Exercise prompt: Count every line below in which "Amazon" occurs, then give only the count.

Input rows:
↓
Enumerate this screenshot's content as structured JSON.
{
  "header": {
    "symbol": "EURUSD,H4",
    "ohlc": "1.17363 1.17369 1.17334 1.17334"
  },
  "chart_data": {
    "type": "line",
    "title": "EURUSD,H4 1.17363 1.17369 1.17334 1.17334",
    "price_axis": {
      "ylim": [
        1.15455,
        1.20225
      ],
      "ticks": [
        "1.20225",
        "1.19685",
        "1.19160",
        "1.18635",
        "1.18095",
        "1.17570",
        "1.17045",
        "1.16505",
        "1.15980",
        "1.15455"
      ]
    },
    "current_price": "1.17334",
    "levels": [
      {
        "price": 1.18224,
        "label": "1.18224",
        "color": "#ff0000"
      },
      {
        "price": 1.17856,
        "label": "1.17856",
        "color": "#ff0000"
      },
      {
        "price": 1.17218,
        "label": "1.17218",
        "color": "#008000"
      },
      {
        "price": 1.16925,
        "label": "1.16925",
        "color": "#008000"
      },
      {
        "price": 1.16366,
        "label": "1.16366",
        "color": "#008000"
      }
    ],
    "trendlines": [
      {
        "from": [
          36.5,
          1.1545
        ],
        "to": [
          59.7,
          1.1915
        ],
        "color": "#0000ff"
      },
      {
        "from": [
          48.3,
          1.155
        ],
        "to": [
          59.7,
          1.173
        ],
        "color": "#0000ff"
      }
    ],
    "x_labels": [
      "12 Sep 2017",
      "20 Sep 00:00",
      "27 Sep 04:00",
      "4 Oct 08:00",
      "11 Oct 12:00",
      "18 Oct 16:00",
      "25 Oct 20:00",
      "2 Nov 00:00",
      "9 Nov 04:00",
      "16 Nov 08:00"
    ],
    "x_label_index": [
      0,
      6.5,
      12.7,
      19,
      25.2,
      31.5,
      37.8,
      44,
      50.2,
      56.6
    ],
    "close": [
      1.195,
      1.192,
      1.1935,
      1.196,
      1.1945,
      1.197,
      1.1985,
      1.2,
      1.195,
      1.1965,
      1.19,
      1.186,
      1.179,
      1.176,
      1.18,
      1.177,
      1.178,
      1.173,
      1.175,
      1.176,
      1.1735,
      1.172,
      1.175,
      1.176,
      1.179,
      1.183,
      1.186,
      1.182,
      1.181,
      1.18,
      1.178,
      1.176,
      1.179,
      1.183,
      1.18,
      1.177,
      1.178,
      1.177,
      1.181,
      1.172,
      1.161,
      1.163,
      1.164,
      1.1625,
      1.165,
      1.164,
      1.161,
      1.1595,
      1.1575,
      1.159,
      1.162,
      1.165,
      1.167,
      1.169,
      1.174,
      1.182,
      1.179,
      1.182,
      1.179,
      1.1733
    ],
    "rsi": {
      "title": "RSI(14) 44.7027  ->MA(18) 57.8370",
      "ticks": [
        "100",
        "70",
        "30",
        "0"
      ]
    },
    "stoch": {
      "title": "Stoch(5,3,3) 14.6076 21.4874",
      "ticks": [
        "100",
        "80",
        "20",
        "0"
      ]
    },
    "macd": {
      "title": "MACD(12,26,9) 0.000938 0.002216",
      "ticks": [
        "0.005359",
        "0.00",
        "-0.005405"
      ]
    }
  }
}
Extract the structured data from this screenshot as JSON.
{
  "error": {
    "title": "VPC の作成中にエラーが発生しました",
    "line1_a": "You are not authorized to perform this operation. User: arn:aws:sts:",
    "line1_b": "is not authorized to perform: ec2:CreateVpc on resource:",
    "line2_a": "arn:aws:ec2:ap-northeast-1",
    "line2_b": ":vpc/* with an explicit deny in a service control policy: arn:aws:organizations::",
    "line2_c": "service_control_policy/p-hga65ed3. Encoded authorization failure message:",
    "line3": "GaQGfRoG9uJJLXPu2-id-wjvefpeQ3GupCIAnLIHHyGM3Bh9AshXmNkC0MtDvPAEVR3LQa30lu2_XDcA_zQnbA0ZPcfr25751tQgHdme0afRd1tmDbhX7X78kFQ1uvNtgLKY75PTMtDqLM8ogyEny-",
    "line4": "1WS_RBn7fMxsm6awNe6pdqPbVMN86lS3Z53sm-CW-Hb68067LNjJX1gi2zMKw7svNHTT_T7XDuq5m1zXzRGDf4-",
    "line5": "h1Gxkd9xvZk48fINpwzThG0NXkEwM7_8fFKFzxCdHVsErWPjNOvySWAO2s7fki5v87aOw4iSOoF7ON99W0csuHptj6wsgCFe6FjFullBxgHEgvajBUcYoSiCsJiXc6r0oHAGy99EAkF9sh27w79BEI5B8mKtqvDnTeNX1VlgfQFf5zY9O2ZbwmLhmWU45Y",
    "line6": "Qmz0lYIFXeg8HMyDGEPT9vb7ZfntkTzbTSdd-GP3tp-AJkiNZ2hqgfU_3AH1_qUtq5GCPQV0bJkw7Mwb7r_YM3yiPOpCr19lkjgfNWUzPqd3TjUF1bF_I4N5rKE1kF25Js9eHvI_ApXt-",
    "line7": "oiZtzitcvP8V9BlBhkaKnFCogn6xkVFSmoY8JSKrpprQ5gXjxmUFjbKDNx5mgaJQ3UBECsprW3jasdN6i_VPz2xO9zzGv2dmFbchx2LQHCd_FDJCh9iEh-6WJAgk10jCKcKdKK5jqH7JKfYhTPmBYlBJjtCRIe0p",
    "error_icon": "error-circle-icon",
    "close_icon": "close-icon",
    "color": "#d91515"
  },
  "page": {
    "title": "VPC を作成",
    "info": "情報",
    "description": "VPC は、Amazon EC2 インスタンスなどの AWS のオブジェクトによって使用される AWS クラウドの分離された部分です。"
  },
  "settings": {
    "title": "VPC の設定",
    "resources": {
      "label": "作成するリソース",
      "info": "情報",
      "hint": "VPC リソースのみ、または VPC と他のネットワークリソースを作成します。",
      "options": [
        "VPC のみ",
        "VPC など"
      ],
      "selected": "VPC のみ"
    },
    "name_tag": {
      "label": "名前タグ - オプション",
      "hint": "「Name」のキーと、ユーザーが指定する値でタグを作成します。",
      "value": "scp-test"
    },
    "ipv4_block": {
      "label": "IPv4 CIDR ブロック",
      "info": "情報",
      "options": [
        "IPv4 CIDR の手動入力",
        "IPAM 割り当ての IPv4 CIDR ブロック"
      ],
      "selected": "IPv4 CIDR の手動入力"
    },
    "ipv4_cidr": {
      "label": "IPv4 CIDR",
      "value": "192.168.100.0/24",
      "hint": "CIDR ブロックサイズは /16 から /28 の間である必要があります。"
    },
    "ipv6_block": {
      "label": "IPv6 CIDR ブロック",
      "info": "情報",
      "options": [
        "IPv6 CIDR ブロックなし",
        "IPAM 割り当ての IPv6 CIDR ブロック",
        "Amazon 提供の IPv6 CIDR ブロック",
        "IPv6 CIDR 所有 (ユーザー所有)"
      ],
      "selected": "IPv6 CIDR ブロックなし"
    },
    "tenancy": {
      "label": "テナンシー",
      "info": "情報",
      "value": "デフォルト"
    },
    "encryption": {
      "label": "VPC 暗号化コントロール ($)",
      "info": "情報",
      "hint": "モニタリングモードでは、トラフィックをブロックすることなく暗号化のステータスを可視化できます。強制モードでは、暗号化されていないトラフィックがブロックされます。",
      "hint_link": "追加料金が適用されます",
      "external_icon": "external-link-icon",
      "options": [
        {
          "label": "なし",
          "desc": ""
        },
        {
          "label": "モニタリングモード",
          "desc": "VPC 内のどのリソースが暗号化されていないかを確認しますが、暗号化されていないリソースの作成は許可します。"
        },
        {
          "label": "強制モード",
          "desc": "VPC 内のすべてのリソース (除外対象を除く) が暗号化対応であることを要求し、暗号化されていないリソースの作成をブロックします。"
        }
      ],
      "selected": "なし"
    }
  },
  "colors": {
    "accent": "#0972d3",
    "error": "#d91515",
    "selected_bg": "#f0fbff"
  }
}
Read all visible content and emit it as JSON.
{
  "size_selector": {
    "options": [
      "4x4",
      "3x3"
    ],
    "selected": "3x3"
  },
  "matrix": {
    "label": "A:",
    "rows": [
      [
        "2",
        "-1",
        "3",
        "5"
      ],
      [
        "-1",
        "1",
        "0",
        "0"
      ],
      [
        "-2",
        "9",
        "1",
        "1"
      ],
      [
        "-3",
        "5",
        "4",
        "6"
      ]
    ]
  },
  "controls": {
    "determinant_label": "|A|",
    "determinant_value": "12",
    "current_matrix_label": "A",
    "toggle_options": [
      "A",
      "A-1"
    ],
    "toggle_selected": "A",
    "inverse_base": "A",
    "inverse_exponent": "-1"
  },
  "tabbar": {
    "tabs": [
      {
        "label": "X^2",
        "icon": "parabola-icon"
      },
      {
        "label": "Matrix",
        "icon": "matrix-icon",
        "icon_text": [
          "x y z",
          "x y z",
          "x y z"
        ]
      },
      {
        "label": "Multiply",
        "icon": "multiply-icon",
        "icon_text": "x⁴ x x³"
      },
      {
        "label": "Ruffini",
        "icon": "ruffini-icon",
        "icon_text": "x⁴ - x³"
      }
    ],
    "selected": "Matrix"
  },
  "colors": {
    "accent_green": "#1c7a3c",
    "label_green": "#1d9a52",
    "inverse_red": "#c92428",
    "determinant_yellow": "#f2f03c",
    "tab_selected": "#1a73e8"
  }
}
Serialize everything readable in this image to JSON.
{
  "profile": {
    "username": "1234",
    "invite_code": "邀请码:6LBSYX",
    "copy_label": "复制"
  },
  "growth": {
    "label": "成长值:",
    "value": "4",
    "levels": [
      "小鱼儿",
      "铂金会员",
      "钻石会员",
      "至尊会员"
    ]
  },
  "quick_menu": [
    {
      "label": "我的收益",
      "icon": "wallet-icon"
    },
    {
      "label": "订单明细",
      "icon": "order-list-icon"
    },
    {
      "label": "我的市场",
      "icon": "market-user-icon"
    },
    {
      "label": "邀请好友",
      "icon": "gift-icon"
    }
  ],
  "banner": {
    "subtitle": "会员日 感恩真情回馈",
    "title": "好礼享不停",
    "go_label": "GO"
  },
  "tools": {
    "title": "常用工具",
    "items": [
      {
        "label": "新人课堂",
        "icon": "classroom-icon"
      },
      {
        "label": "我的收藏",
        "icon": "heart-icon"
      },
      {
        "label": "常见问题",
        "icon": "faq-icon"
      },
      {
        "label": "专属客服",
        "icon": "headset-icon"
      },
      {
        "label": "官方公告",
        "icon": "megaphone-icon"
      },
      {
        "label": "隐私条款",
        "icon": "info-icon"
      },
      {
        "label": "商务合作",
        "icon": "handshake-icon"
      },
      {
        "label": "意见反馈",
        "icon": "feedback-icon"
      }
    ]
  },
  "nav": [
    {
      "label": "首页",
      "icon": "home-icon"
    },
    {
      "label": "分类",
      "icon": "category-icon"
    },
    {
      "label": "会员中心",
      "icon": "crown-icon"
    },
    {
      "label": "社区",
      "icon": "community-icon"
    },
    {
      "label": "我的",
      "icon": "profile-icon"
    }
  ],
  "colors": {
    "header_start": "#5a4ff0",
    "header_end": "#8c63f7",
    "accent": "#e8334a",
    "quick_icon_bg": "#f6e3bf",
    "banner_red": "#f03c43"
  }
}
↑
Exercise output: 2